EXERCISE GOAL
What follows is a set of records; copy all of it exactly.

(Items from a dataset)

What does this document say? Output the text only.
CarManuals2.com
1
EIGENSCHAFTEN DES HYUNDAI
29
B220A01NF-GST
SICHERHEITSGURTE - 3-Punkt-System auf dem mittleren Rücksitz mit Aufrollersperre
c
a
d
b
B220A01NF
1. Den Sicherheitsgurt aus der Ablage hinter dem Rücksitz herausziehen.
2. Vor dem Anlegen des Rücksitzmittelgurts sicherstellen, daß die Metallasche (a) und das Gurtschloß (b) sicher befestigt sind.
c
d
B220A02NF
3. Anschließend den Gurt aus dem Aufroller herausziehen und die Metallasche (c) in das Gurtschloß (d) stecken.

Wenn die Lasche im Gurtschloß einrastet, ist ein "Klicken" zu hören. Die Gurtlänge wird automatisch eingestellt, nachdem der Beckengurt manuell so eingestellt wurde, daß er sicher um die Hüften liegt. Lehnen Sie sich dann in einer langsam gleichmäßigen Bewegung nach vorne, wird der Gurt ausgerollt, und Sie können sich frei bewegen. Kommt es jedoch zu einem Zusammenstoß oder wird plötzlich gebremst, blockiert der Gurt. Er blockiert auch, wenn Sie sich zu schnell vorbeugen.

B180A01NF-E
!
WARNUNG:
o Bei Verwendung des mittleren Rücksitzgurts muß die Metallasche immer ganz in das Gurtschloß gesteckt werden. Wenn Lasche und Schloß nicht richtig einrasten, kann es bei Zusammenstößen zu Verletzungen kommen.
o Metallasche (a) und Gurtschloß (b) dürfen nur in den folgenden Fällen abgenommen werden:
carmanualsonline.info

WRITTEN SOLUTION
What does this document say? Output the text only.
CarManuals2.com
1
EIGENSCHAFTEN DES HYUNDAI
29
B220A01NF-GST
SICHERHEITSGURTE - 3-Punkt-System auf dem mittleren Rücksitz mit Aufrollersperre
c
a
d
b
B220A01NF
1. Den Sicherheitsgurt aus der Ablage hinter dem Rücksitz herausziehen.
2. Vor dem Anlegen des Rücksitzmittelgurts sicherstellen, daß die Metallasche (a) und das Gurtschloß (b) sicher befestigt sind.
c
d
B220A02NF
3. Anschließend den Gurt aus dem Aufroller herausziehen und die Metallasche (c) in das Gurtschloß (d) stecken.

Wenn die Lasche im Gurtschloß einrastet, ist ein "Klicken" zu hören. Die Gurtlänge wird automatisch eingestellt, nachdem der Beckengurt manuell so eingestellt wurde, daß er sicher um die Hüften liegt. Lehnen Sie sich dann in einer langsam gleichmäßigen Bewegung nach vorne, wird der Gurt ausgerollt, und Sie können sich frei bewegen. Kommt es jedoch zu einem Zusammenstoß oder wird plötzlich gebremst, blockiert der Gurt. Er blockiert auch, wenn Sie sich zu schnell vorbeugen.

B180A01NF-E
!
WARNUNG:
o Bei Verwendung des mittleren Rücksitzgurts muß die Metallasche immer ganz in das Gurtschloß gesteckt werden. Wenn Lasche und Schloß nicht richtig einrasten, kann es bei Zusammenstößen zu Verletzungen kommen.
o Metallasche (a) und Gurtschloß (b) dürfen nur in den folgenden Fällen abgenommen werden:
carmanualsonline.info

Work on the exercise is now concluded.